### WRITTEN REQUEST:
Every line of the records below should be restated exactly.

Figure record listings:

»»

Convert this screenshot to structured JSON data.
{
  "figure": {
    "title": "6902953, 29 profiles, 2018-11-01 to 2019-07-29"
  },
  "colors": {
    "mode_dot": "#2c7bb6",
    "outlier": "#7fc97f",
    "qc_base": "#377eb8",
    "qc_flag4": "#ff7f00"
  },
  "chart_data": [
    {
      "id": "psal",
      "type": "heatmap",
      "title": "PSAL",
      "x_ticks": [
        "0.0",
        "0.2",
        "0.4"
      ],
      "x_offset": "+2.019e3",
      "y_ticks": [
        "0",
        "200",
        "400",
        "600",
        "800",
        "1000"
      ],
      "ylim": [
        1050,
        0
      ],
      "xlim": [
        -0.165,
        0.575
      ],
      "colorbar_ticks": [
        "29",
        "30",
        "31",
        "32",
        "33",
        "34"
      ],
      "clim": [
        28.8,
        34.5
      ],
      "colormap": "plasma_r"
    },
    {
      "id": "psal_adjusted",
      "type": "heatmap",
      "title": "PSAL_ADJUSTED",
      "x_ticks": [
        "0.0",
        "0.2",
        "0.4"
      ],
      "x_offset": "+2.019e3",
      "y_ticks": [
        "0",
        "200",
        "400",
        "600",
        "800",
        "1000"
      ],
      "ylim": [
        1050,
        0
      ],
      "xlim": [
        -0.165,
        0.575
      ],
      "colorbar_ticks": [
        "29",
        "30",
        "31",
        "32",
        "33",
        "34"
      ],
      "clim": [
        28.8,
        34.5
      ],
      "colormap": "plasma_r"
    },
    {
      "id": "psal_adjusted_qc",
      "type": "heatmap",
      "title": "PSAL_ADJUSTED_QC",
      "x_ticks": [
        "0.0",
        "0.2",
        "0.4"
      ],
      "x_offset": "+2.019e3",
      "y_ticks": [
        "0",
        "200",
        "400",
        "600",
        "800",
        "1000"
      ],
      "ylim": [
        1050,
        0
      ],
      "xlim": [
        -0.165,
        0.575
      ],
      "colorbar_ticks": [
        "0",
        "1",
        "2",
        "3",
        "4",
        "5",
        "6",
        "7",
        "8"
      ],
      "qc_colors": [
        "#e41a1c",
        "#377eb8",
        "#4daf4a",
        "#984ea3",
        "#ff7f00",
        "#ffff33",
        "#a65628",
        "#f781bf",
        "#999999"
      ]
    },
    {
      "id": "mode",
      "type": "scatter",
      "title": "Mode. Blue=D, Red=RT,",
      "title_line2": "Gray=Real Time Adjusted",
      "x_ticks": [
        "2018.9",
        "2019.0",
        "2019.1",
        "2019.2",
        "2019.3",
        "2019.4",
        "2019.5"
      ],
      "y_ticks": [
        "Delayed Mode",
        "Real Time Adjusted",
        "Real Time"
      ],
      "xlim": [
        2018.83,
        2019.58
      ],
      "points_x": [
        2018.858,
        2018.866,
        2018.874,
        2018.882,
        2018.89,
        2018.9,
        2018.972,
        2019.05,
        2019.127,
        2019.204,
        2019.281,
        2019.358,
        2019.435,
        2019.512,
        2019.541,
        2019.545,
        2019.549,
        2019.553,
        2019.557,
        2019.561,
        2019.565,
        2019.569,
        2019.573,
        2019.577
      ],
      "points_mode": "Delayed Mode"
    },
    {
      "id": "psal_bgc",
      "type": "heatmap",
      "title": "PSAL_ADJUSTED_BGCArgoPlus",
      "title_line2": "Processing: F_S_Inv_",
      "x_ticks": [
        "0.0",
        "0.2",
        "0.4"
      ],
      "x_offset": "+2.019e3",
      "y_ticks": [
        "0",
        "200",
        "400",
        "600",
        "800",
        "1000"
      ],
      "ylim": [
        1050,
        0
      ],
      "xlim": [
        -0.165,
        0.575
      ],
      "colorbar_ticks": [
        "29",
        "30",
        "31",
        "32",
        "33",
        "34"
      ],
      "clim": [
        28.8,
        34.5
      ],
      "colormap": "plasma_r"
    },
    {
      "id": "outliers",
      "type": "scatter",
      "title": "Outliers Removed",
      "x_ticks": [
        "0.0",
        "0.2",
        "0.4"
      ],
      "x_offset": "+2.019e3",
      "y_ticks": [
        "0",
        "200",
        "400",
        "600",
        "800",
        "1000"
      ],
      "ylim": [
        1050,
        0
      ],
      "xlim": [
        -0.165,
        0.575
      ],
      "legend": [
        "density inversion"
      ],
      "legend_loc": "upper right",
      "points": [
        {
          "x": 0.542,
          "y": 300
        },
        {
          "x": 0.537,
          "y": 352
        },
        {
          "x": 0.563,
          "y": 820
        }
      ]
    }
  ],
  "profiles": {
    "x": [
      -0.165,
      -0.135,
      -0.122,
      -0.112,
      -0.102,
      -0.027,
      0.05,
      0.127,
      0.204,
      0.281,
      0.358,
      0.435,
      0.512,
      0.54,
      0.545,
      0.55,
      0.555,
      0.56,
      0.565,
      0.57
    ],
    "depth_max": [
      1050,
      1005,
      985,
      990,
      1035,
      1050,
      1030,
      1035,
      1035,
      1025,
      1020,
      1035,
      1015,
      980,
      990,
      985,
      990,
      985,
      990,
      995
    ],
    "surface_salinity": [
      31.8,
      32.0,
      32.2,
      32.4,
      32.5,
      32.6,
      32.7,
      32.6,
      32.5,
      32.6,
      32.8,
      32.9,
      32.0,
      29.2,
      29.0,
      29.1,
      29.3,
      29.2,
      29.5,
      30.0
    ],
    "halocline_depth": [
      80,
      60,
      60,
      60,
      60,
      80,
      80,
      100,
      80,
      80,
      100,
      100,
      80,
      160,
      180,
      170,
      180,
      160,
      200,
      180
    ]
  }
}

««

### SOLUTION TO THE PROBLEM:
Convert this screenshot to structured JSON data.
{
  "figure": {
    "title": "6902953, 29 profiles, 2018-11-01 to 2019-07-29"
  },
  "colors": {
    "mode_dot": "#2c7bb6",
    "outlier": "#7fc97f",
    "qc_base": "#377eb8",
    "qc_flag4": "#ff7f00"
  },
  "chart_data": [
    {
      "id": "psal",
      "type": "heatmap",
      "title": "PSAL",
      "x_ticks": [
        "0.0",
        "0.2",
        "0.4"
      ],
      "x_offset": "+2.019e3",
      "y_ticks": [
        "0",
        "200",
        "400",
        "600",
        "800",
        "1000"
      ],
      "ylim": [
        1050,
        0
      ],
      "xlim": [
        -0.165,
        0.575
      ],
      "colorbar_ticks": [
        "29",
        "30",
        "31",
        "32",
        "33",
        "34"
      ],
      "clim": [
        28.8,
        34.5
      ],
      "colormap": "plasma_r"
    },
    {
      "id": "psal_adjusted",
      "type": "heatmap",
      "title": "PSAL_ADJUSTED",
      "x_ticks": [
        "0.0",
        "0.2",
        "0.4"
      ],
      "x_offset": "+2.019e3",
      "y_ticks": [
        "0",
        "200",
        "400",
        "600",
        "800",
        "1000"
      ],
      "ylim": [
        1050,
        0
      ],
      "xlim": [
        -0.165,
        0.575
      ],
      "colorbar_ticks": [
        "29",
        "30",
        "31",
        "32",
        "33",
        "34"
      ],
      "clim": [
        28.8,
        34.5
      ],
      "colormap": "plasma_r"
    },
    {
      "id": "psal_adjusted_qc",
      "type": "heatmap",
      "title": "PSAL_ADJUSTED_QC",
      "x_ticks": [
        "0.0",
        "0.2",
        "0.4"
      ],
      "x_offset": "+2.019e3",
      "y_ticks": [
        "0",
        "200",
        "400",
        "600",
        "800",
        "1000"
      ],
      "ylim": [
        1050,
        0
      ],
      "xlim": [
        -0.165,
        0.575
      ],
      "colorbar_ticks": [
        "0",
        "1",
        "2",
        "3",
        "4",
        "5",
        "6",
        "7",
        "8"
      ],
      "qc_colors": [
        "#e41a1c",
        "#377eb8",
        "#4daf4a",
        "#984ea3",
        "#ff7f00",
        "#ffff33",
        "#a65628",
        "#f781bf",
        "#999999"
      ]
    },
    {
      "id": "mode",
      "type": "scatter",
      "title": "Mode. Blue=D, Red=RT,",
      "title_line2": "Gray=Real Time Adjusted",
      "x_ticks": [
        "2018.9",
        "2019.0",
        "2019.1",
        "2019.2",
        "2019.3",
        "2019.4",
        "2019.5"
      ],
      "y_ticks": [
        "Delayed Mode",
        "Real Time Adjusted",
        "Real Time"
      ],
      "xlim": [
        2018.83,
        2019.58
      ],
      "points_x": [
        2018.858,
        2018.866,
        2018.874,
        2018.882,
        2018.89,
        2018.9,
        2018.972,
        2019.05,
        2019.127,
        2019.204,
        2019.281,
        2019.358,
        2019.435,
        2019.512,
        2019.541,
        2019.545,
        2019.549,
        2019.553,
        2019.557,
        2019.561,
        2019.565,
        2019.569,
        2019.573,
        2019.577
      ],
      "points_mode": "Delayed Mode"
    },
    {
      "id": "psal_bgc",
      "type": "heatmap",
      "title": "PSAL_ADJUSTED_BGCArgoPlus",
      "title_line2": "Processing: F_S_Inv_",
      "x_ticks": [
        "0.0",
        "0.2",
        "0.4"
      ],
      "x_offset": "+2.019e3",
      "y_ticks": [
        "0",
        "200",
        "400",
        "600",
        "800",
        "1000"
      ],
      "ylim": [
        1050,
        0
      ],
      "xlim": [
        -0.165,
        0.575
      ],
      "colorbar_ticks": [
        "29",
        "30",
        "31",
        "32",
        "33",
        "34"
      ],
      "clim": [
        28.8,
        34.5
      ],
      "colormap": "plasma_r"
    },
    {
      "id": "outliers",
      "type": "scatter",
      "title": "Outliers Removed",
      "x_ticks": [
        "0.0",
        "0.2",
        "0.4"
      ],
      "x_offset": "+2.019e3",
      "y_ticks": [
        "0",
        "200",
        "400",
        "600",
        "800",
        "1000"
      ],
      "ylim": [
        1050,
        0
      ],
      "xlim": [
        -0.165,
        0.575
      ],
      "legend": [
        "density inversion"
      ],
      "legend_loc": "upper right",
      "points": [
        {
          "x": 0.542,
          "y": 300
        },
        {
          "x": 0.537,
          "y": 352
        },
        {
          "x": 0.563,
          "y": 820
        }
      ]
    }
  ],
  "profiles": {
    "x": [
      -0.165,
      -0.135,
      -0.122,
      -0.112,
      -0.102,
      -0.027,
      0.05,
      0.127,
      0.204,
      0.281,
      0.358,
      0.435,
      0.512,
      0.54,
      0.545,
      0.55,
      0.555,
      0.56,
      0.565,
      0.57
    ],
    "depth_max": [
      1050,
      1005,
      985,
      990,
      1035,
      1050,
      1030,
      1035,
      1035,
      1025,
      1020,
      1035,
      1015,
      980,
      990,
      985,
      990,
      985,
      990,
      995
    ],
    "surface_salinity": [
      31.8,
      32.0,
      32.2,
      32.4,
      32.5,
      32.6,
      32.7,
      32.6,
      32.5,
      32.6,
      32.8,
      32.9,
      32.0,
      29.2,
      29.0,
      29.1,
      29.3,
      29.2,
      29.5,
      30.0
    ],
    "halocline_depth": [
      80,
      60,
      60,
      60,
      60,
      80,
      80,
      100,
      80,
      80,
      100,
      100,
      80,
      160,
      180,
      170,
      180,
      160,
      200,
      180
    ]
  }
}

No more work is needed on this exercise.